■ Goal of the exercise:
Among the entries below, find how many lines carry the word "demonstrate" and state only that figure.

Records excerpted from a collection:
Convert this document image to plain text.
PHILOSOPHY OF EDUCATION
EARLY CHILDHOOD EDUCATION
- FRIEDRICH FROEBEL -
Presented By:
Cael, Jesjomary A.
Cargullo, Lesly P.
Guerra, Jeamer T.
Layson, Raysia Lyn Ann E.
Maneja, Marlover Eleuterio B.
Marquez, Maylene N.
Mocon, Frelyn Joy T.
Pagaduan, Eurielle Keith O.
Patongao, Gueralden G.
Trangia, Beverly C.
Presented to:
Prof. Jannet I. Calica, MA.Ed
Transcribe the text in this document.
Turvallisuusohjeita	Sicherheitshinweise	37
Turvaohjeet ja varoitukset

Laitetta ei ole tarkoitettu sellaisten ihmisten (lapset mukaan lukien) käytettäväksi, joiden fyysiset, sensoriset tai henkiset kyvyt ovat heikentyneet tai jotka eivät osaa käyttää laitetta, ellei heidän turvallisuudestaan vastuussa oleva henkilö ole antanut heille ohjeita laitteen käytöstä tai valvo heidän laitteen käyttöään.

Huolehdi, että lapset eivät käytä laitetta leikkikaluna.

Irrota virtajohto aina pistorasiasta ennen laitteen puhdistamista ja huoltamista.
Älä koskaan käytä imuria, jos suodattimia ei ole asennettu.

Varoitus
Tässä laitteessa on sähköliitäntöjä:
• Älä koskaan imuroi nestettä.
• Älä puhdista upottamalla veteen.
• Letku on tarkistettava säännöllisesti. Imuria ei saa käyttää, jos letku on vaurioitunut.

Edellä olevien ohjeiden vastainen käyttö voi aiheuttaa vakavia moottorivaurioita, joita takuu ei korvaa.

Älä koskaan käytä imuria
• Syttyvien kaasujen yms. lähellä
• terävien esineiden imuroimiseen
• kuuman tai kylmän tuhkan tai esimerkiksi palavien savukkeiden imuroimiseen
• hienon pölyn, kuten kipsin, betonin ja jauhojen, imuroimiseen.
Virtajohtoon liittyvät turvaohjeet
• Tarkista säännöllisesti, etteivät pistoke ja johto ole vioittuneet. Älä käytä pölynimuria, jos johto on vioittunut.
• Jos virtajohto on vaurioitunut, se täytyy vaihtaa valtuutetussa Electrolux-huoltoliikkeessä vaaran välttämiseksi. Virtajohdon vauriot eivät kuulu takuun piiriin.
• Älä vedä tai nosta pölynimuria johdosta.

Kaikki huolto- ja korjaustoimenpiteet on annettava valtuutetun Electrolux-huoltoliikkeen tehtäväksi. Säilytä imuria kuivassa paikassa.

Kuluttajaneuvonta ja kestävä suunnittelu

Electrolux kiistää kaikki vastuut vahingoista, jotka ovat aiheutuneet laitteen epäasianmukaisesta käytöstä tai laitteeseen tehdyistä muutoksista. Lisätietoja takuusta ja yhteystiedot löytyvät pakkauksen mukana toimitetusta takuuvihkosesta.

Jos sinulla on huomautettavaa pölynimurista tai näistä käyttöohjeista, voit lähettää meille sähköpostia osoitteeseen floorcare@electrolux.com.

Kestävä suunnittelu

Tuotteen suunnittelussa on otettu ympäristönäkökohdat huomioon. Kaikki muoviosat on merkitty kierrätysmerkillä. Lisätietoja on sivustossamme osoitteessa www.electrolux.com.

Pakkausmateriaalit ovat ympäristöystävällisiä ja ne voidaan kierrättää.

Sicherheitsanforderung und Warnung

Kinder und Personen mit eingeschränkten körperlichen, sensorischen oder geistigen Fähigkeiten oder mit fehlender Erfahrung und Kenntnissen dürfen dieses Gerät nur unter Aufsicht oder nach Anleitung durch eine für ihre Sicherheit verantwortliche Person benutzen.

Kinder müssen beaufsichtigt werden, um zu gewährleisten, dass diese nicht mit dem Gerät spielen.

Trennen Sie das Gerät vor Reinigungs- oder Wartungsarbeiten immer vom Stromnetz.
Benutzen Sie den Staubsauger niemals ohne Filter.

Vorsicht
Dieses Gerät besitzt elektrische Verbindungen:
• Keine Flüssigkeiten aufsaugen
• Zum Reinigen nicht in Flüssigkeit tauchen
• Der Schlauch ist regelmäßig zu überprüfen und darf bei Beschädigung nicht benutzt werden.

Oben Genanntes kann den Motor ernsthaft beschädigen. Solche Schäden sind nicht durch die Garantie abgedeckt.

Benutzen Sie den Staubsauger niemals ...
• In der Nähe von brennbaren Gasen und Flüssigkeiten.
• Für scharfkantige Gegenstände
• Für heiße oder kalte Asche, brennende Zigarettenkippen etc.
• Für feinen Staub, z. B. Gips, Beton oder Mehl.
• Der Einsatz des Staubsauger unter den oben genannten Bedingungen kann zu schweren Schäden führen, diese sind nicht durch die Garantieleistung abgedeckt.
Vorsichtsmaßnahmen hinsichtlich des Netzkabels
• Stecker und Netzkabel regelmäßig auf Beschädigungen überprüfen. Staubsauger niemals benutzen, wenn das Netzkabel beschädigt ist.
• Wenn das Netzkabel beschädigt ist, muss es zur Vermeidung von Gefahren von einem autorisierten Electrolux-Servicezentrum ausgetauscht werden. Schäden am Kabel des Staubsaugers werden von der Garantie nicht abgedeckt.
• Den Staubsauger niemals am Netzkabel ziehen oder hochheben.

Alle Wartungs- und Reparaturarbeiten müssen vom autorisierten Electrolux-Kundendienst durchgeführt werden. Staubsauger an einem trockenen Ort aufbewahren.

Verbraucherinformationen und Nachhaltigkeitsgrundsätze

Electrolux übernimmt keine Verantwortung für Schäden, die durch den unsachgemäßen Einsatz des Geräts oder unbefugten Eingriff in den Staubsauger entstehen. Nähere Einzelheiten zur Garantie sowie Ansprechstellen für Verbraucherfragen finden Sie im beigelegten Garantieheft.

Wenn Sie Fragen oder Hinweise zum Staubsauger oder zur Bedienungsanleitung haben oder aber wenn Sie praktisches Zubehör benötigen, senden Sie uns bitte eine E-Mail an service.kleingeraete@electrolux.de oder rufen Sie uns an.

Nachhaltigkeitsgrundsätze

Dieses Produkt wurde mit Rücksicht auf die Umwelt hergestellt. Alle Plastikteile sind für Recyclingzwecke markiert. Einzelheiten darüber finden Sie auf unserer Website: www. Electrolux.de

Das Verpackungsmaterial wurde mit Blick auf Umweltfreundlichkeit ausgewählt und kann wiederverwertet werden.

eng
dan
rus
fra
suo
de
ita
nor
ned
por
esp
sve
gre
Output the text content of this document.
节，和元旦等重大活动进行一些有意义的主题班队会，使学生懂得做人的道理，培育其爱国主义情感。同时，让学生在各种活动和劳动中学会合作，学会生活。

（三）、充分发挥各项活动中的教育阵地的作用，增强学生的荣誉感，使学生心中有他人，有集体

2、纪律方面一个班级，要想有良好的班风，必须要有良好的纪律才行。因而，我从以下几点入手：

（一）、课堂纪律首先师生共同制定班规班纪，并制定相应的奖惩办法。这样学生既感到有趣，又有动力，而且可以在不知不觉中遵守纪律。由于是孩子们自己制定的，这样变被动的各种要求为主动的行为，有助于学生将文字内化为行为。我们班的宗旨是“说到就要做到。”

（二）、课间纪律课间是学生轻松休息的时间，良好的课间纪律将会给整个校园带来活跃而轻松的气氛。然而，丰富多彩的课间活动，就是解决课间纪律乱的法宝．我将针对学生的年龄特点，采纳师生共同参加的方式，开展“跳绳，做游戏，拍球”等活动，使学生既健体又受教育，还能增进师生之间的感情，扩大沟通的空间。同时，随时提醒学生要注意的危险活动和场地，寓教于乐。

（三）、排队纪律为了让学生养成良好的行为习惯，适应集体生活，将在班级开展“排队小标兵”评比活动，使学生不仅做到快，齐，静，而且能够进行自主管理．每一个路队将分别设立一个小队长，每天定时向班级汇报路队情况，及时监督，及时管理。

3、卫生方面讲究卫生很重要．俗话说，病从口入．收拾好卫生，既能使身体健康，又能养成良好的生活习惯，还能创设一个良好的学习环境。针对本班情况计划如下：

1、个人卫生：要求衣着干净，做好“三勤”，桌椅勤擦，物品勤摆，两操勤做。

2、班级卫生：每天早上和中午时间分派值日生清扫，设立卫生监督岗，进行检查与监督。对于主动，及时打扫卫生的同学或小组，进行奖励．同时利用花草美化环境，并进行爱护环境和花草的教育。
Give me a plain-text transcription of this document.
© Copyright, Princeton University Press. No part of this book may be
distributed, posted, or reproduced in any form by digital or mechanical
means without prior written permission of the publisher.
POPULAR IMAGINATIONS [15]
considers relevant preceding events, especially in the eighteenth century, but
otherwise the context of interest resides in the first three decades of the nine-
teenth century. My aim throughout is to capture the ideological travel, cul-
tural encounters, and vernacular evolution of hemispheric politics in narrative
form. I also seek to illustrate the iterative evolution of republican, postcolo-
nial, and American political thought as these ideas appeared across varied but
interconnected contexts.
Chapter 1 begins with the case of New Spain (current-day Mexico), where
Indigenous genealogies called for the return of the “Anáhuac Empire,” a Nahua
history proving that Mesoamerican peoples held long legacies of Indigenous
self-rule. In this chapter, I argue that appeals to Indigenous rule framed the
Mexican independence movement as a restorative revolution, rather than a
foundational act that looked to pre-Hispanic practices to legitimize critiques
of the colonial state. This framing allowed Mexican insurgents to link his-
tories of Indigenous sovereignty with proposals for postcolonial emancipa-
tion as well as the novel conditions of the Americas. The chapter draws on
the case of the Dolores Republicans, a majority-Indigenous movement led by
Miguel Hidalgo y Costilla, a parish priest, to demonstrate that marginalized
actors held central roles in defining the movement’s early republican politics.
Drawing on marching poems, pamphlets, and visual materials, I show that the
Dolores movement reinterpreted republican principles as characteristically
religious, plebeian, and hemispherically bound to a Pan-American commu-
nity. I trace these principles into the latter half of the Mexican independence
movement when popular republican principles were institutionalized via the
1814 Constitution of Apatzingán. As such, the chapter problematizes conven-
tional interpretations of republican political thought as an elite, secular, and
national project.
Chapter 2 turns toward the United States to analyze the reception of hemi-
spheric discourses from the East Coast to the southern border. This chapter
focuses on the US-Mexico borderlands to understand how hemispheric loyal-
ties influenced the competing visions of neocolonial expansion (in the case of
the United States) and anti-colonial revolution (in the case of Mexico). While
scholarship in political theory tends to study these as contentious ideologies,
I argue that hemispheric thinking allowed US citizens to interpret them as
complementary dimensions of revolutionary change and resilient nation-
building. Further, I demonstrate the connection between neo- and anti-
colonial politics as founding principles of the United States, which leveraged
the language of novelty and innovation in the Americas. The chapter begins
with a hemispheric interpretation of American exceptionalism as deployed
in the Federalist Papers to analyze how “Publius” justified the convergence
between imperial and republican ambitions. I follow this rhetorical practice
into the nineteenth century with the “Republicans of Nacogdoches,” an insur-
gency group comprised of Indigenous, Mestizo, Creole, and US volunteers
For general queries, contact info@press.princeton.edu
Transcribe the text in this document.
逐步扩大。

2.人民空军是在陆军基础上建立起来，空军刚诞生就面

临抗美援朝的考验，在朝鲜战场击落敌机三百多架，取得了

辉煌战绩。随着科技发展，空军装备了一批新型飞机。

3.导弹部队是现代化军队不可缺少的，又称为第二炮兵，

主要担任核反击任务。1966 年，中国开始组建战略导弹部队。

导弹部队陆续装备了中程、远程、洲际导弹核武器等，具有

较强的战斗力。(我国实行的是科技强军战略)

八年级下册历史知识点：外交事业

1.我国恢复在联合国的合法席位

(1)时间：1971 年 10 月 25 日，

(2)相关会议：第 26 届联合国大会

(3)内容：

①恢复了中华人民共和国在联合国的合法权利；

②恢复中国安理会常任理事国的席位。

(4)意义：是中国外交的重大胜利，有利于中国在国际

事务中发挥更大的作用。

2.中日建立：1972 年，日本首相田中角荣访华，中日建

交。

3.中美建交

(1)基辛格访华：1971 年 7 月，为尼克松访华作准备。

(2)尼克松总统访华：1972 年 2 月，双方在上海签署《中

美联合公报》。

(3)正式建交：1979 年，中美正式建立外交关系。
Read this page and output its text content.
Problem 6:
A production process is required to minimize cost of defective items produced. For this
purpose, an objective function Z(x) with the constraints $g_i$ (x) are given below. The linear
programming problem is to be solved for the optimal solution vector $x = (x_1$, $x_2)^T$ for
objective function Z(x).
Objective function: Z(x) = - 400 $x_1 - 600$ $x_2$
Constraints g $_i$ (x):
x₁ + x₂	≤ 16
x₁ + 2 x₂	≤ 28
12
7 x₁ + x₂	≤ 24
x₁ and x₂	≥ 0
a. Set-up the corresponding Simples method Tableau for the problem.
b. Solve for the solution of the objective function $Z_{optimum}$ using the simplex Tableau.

■ Output below:
2